- **WHAT IS EXPECTED**
List all lines in the material below that contain "والو".

Extracted data entries:
——————————

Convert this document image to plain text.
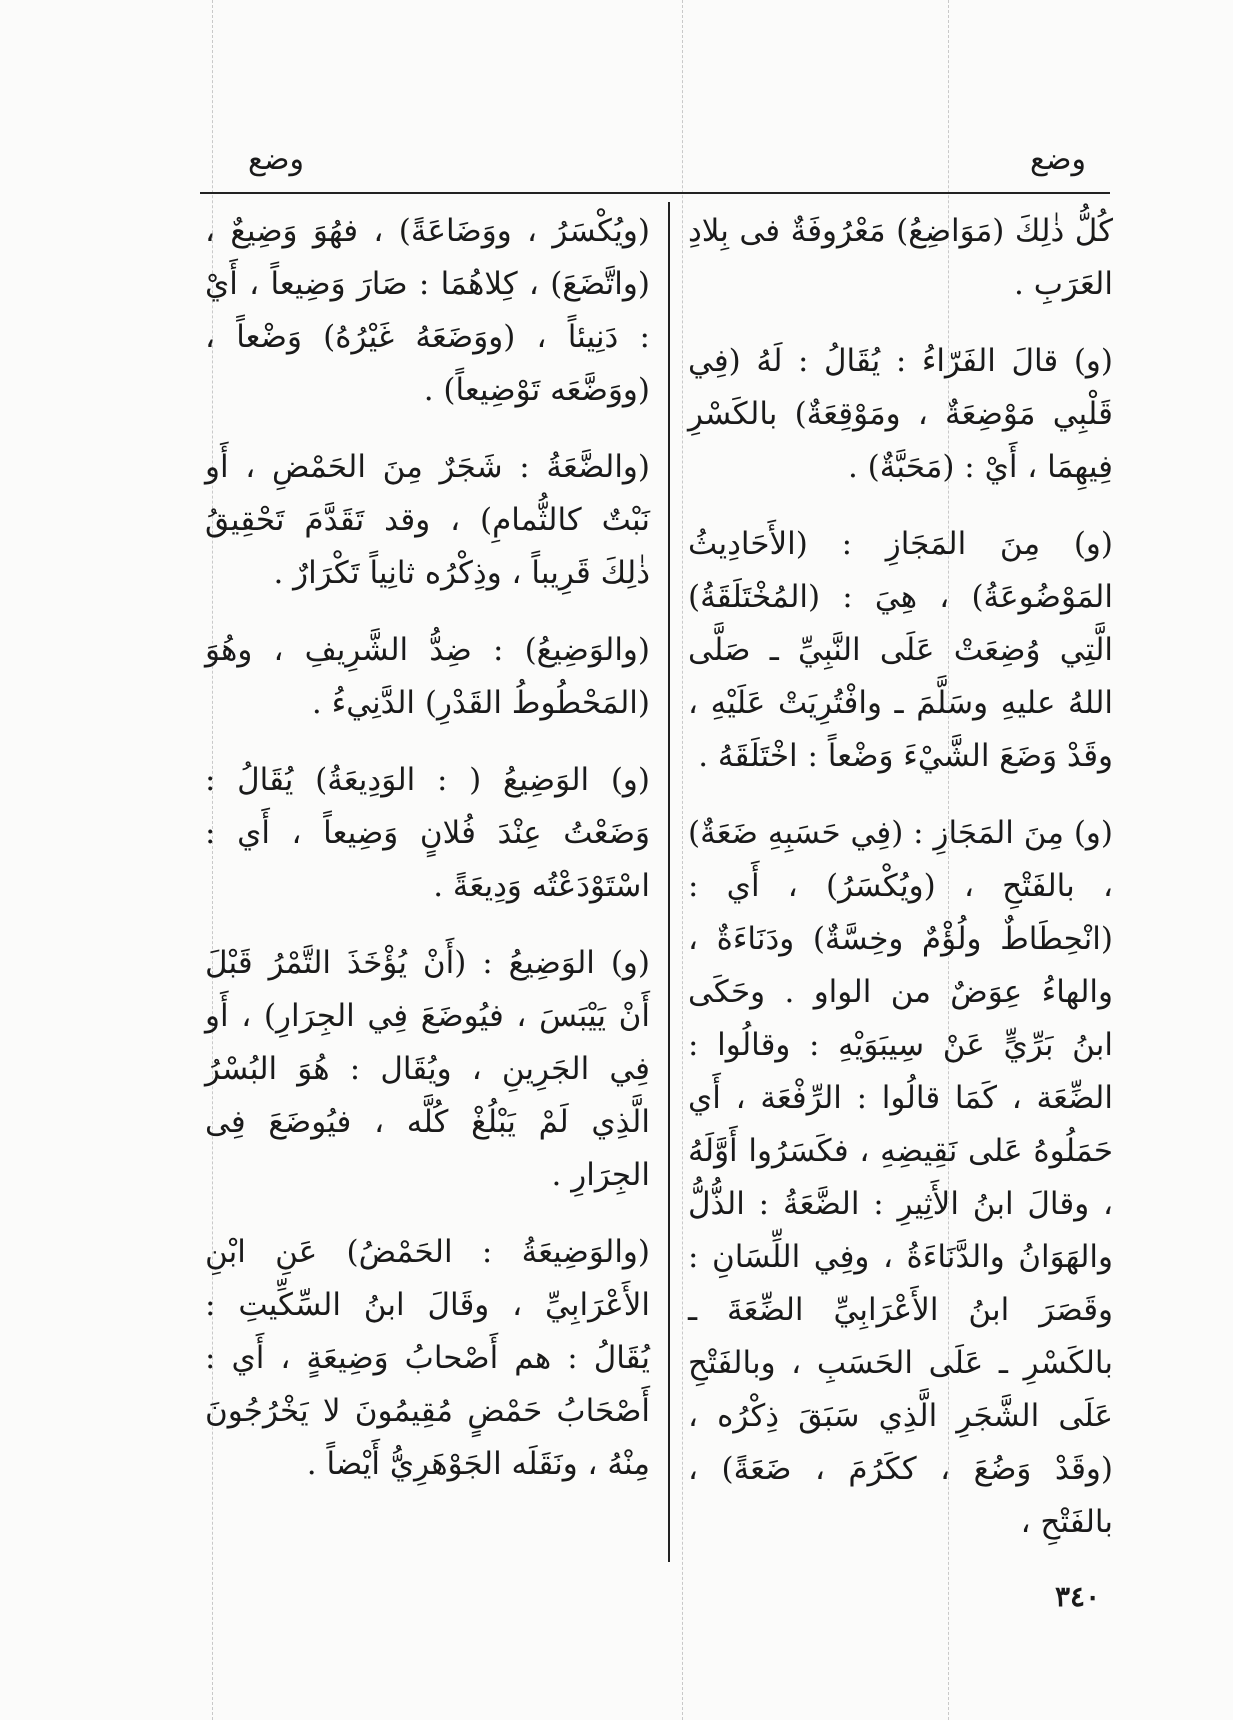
وضع
وضع

كُلُّ ذٰلِكَ (مَوَاضِعُ) مَعْرُوفَةٌ فى بِلادِ العَرَبِ .

(و) قالَ الفَرّاءُ : يُقَالُ : لَهُ (فِي قَلْبِي مَوْضِعَةٌ ، ومَوْقِعَةٌ) بالكَسْرِ فِيهِمَا ، أَيْ : (مَحَبَّةٌ) .

(و) مِنَ المَجَازِ : (الأَحَادِيثُ المَوْضُوعَةُ) ، هِيَ : (المُخْتَلَقَةُ) الَّتِي وُضِعَتْ عَلَى النَّبِيِّ ـ صَلَّى اللهُ عليهِ وسَلَّمَ ـ وافْتُرِيَتْ عَلَيْهِ ، وقَدْ وَضَعَ الشَّيْءَ وَضْعاً : اخْتَلَقَهُ .

(و) مِنَ المَجَازِ : (فِي حَسَبِهِ ضَعَةٌ) ، بالفَتْحِ ، (ويُكْسَرُ) ، أَي : (انْحِطَاطٌ ولُؤْمٌ وخِسَّةٌ) ودَنَاءَةٌ ، والهاءُ عِوَضٌ من الواو . وحَكَى ابنُ بَرِّيٍّ عَنْ سِيبَوَيْهِ : وقالُوا : الضِّعَة ، كَمَا قالُوا : الرِّفْعَة ، أَي حَمَلُوهُ عَلى نَقِيضِهِ ، فكَسَرُوا أَوَّلَهُ ، وقالَ ابنُ الأَثِيرِ : الضَّعَةُ : الذُّلُّ والهَوَانُ والدَّنَاءَةُ ، وفِي اللِّسَانِ : وقَصَرَ ابنُ الأَعْرَابِيِّ الضِّعَةَ ـ بالكَسْرِ ـ عَلَى الحَسَبِ ، وبالفَتْحِ عَلَى الشَّجَرِ الَّذِي سَبَقَ ذِكْرُه ، (وقَدْ وَضُعَ ، ككَرُمَ ، ضَعَةً) ، بالفَتْحِ ،

(ويُكْسَرُ ، ووَضَاعَةً) ، فهُوَ وَضِيعٌ ، (واتَّضَعَ) ، كِلاهُمَا : صَارَ وَضِيعاً ، أَيْ : دَنِيئاً ، (ووَضَعَهُ غَيْرُهُ) وَضْعاً ، (ووَضَّعَه تَوْضِيعاً) .

(والضَّعَةُ : شَجَرٌ مِنَ الحَمْضِ ، أَو نَبْتٌ كالثُّمامِ) ، وقد تَقَدَّمَ تَحْقِيقُ ذٰلِكَ قَرِيباً ، وذِكْرُه ثانِياً تَكْرَارٌ .

(والوَضِيعُ) : ضِدُّ الشَّرِيفِ ، وهُوَ (المَحْطُوطُ القَدْرِ) الدَّنِيءُ .

(و) الوَضِيعُ ( : الوَدِيعَةُ) يُقَالُ : وَضَعْتُ عِنْدَ فُلانٍ وَضِيعاً ، أَي : اسْتَوْدَعْتُه وَدِيعَةً .

(و) الوَضِيعُ : (أَنْ يُؤْخَذَ التَّمْرُ قَبْلَ أَنْ يَيْبَسَ ، فيُوضَعَ فِي الجِرَارِ) ، أَو فِي الجَرِينِ ، ويُقَال : هُوَ البُسْرُ الَّذِي لَمْ يَبْلُغْ كُلَّه ، فيُوضَعَ فِى الجِرَارِ .

(والوَضِيعَةُ : الحَمْضُ) عَنِ ابْنِ الأَعْرَابِيِّ ، وقَالَ ابنُ السِّكِّيتِ : يُقَالُ : هم أَصْحابُ وَضِيعَةٍ ، أَي : أَصْحَابُ حَمْضٍ مُقِيمُونَ لا يَخْرُجُونَ مِنْهُ ، ونَقَلَه الجَوْهَرِيُّ أَيْضاً .

٣٤٠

——————————

- **SOLUTION**
(والوَضِيعُ) : ضِدُّ الشَّرِيفِ ، وهُوَ (المَحْطُوطُ القَدْرِ) الدَّنِيءُ .
(والوَضِيعَةُ : الحَمْضُ) عَنِ ابْنِ الأَعْرَابِيِّ ، وقَالَ ابنُ السِّكِّيتِ : يُقَالُ : هم أَصْحابُ وَضِيعَةٍ ، أَي : أَصْحَابُ حَمْضٍ مُقِيمُونَ لا يَخْرُجُونَ مِنْهُ ، ونَقَلَه الجَوْهَرِيُّ أَيْضاً .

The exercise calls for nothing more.